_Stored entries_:
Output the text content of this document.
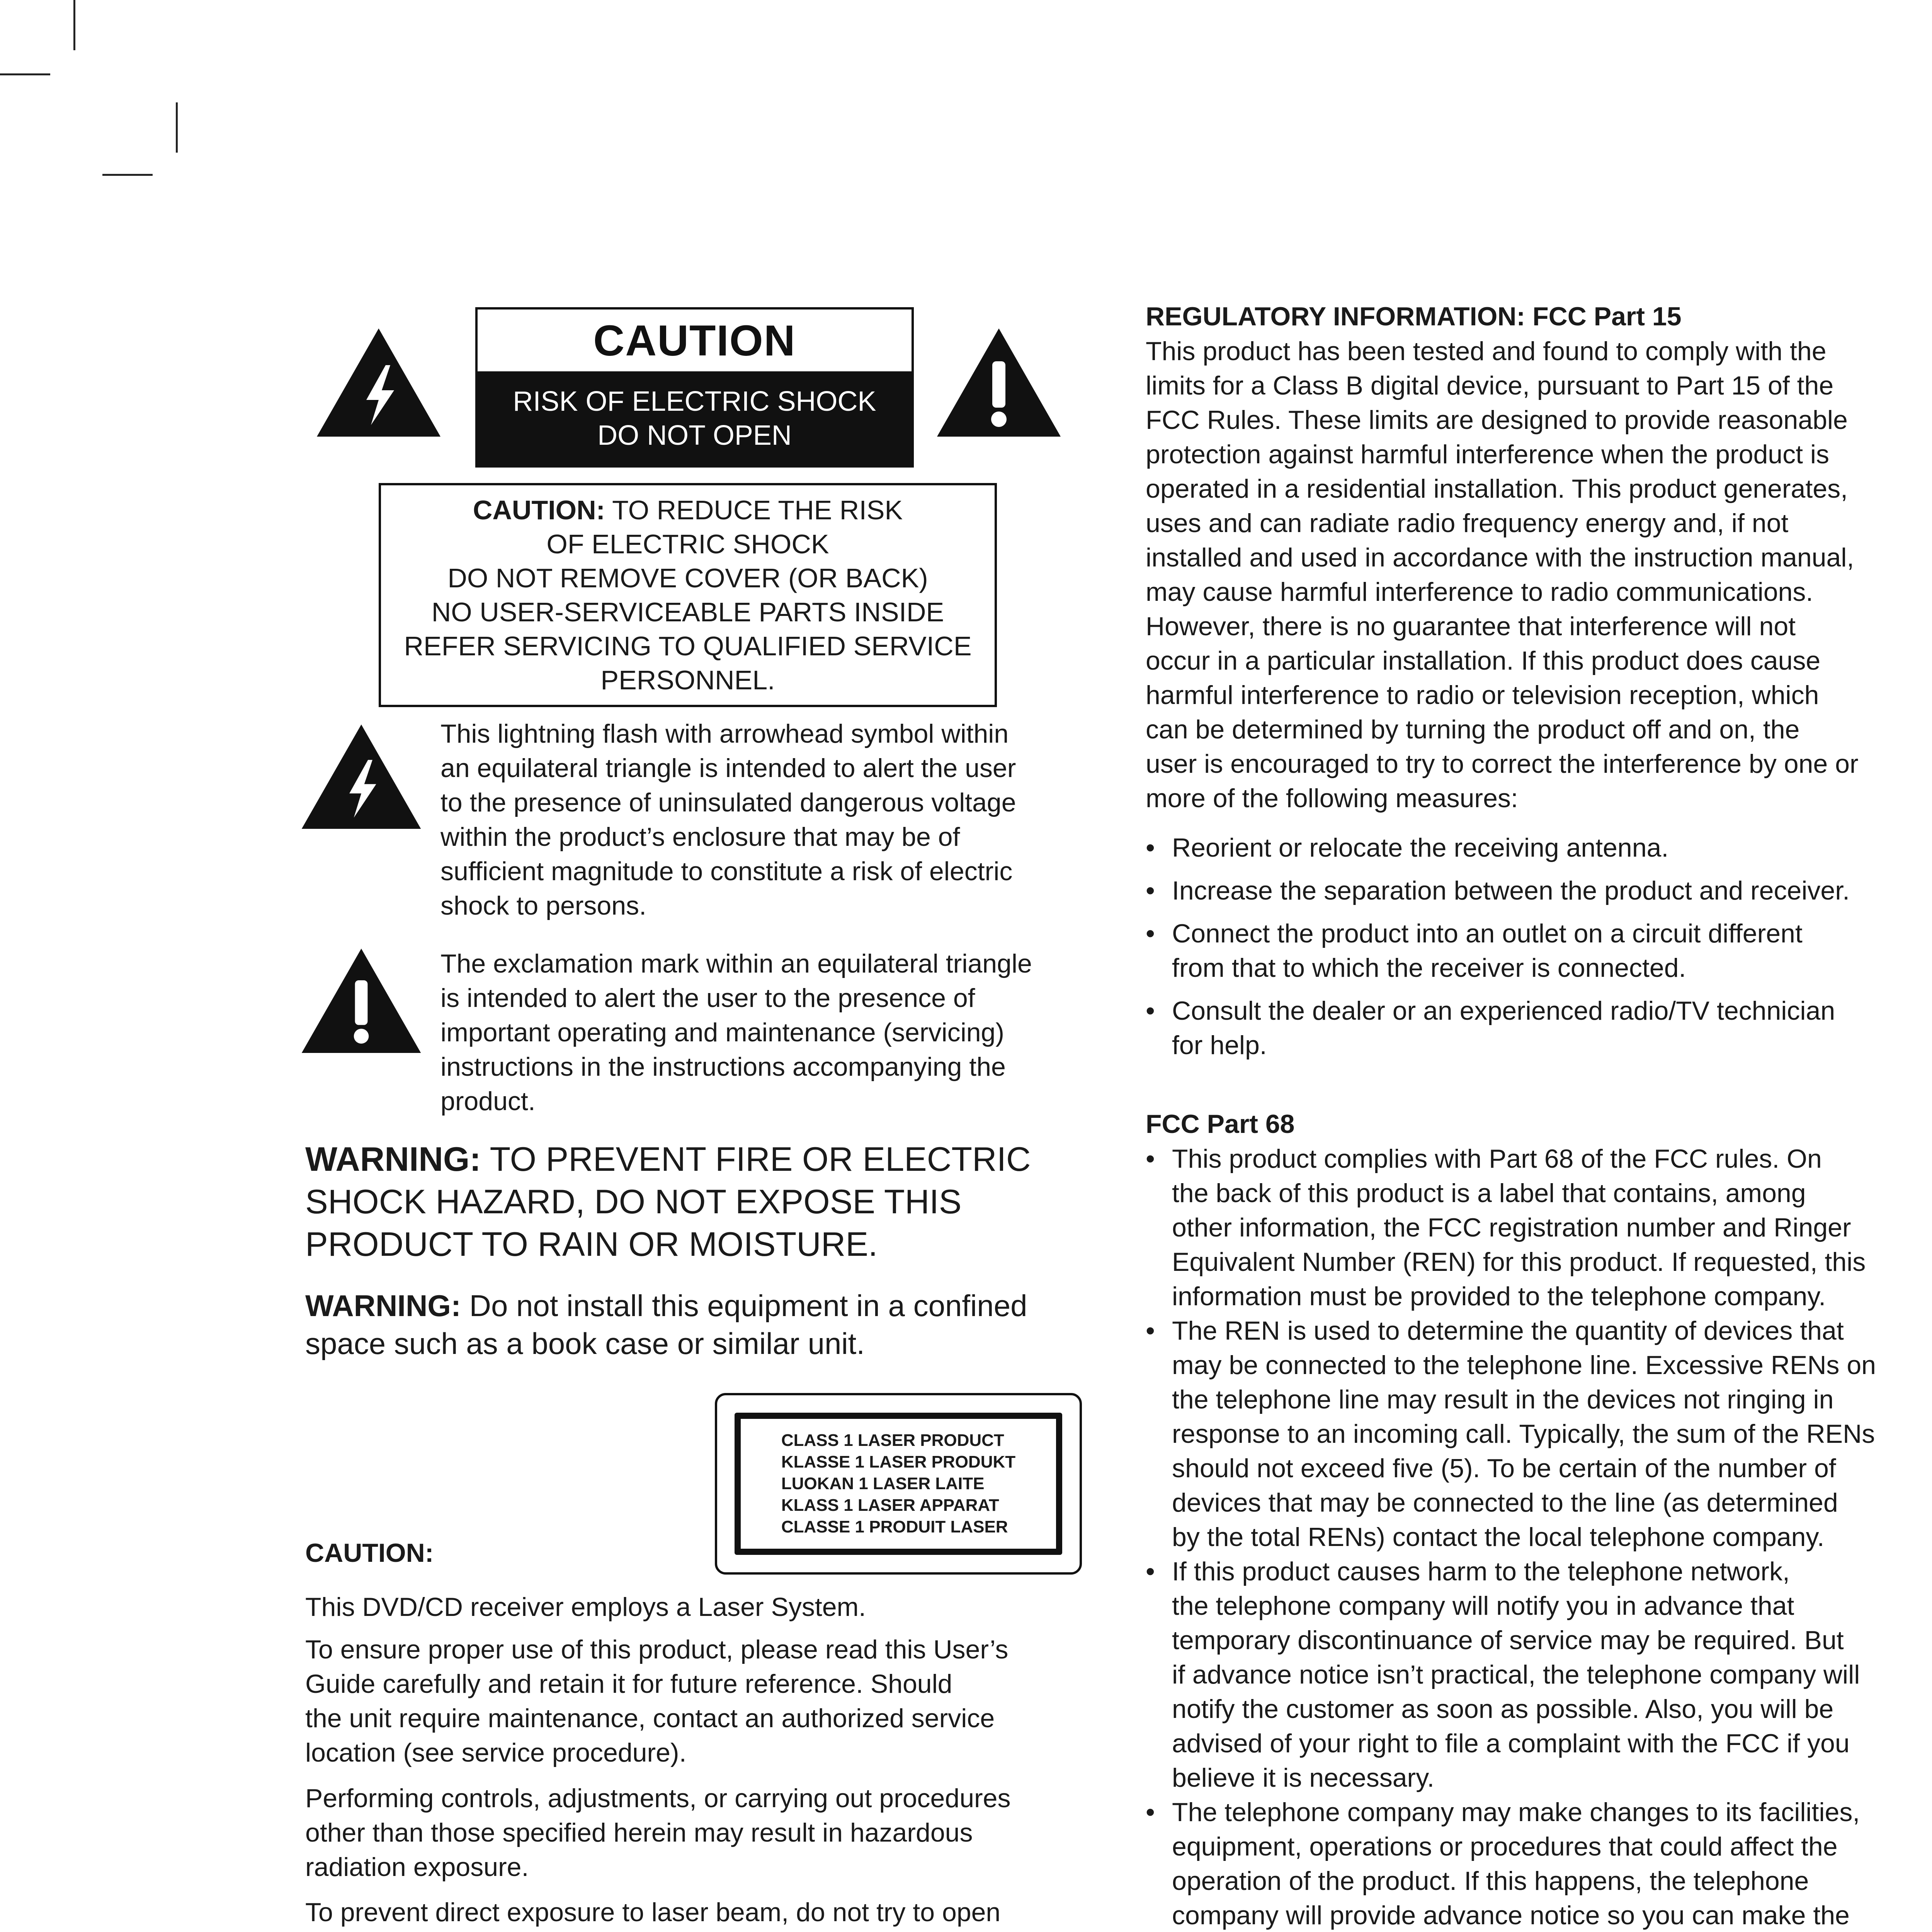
CAUTION
RISK OF ELECTRIC SHOCK
DO NOT OPEN
CAUTION: TO REDUCE THE RISK
OF ELECTRIC SHOCK
DO NOT REMOVE COVER (OR BACK)
NO USER-SERVICEABLE PARTS INSIDE
REFER SERVICING TO QUALIFIED SERVICE
PERSONNEL.
This lightning flash with arrowhead symbol within
an equilateral triangle is intended to alert the user
to the presence of uninsulated dangerous voltage
within the product’s enclosure that may be of
sufficient magnitude to constitute a risk of electric
shock to persons.
The exclamation mark within an equilateral triangle
is intended to alert the user to the presence of
important operating and maintenance (servicing)
instructions in the instructions accompanying the
product.
WARNING: TO PREVENT FIRE OR ELECTRIC
SHOCK HAZARD, DO NOT EXPOSE THIS
PRODUCT TO RAIN OR MOISTURE.
WARNING: Do not install this equipment in a confined
space such as a book case or similar unit.
CLASS 1 LASER PRODUCT
KLASSE 1 LASER PRODUKT
LUOKAN 1 LASER LAITE
KLASS 1 LASER APPARAT
CLASSE 1 PRODUIT LASER
CAUTION:
This DVD/CD receiver employs a Laser System.
To ensure proper use of this product, please read this User’s
Guide carefully and retain it for future reference. Should
the unit require maintenance, contact an authorized service
location (see service procedure).
Performing controls, adjustments, or carrying out procedures
other than those specified herein may result in hazardous
radiation exposure.
To prevent direct exposure to laser beam, do not try to open
REGULATORY INFORMATION: FCC Part 15
This product has been tested and found to comply with the
limits for a Class B digital device, pursuant to Part 15 of the
FCC Rules. These limits are designed to provide reasonable
protection against harmful interference when the product is
operated in a residential installation. This product generates,
uses and can radiate radio frequency energy and, if not
installed and used in accordance with the instruction manual,
may cause harmful interference to radio communications.
However, there is no guarantee that interference will not
occur in a particular installation. If this product does cause
harmful interference to radio or television reception, which
can be determined by turning the product off and on, the
user is encouraged to try to correct the interference by one or
more of the following measures:
• Reorient or relocate the receiving antenna.
• Increase the separation between the product and receiver.
• Connect the product into an outlet on a circuit different
from that to which the receiver is connected.
• Consult the dealer or an experienced radio/TV technician
for help.
FCC Part 68
• This product complies with Part 68 of the FCC rules. On
the back of this product is a label that contains, among
other information, the FCC registration number and Ringer
Equivalent Number (REN) for this product. If requested, this
information must be provided to the telephone company.
• The REN is used to determine the quantity of devices that
may be connected to the telephone line. Excessive RENs on
the telephone line may result in the devices not ringing in
response to an incoming call. Typically, the sum of the RENs
should not exceed five (5). To be certain of the number of
devices that may be connected to the line (as determined
by the total RENs) contact the local telephone company.
• If this product causes harm to the telephone network,
the telephone company will notify you in advance that
temporary discontinuance of service may be required. But
if advance notice isn’t practical, the telephone company will
notify the customer as soon as possible. Also, you will be
advised of your right to file a complaint with the FCC if you
believe it is necessary.
• The telephone company may make changes to its facilities,
equipment, operations or procedures that could affect the
operation of the product. If this happens, the telephone
company will provide advance notice so you can make the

_WRITTEN EXERCISE_: Write down every line of the data above that includes the string "within".

_OUTPUT FOR THIS TASK_:
This lightning flash with arrowhead symbol within
within the product’s enclosure that may be of
The exclamation mark within an equilateral triangle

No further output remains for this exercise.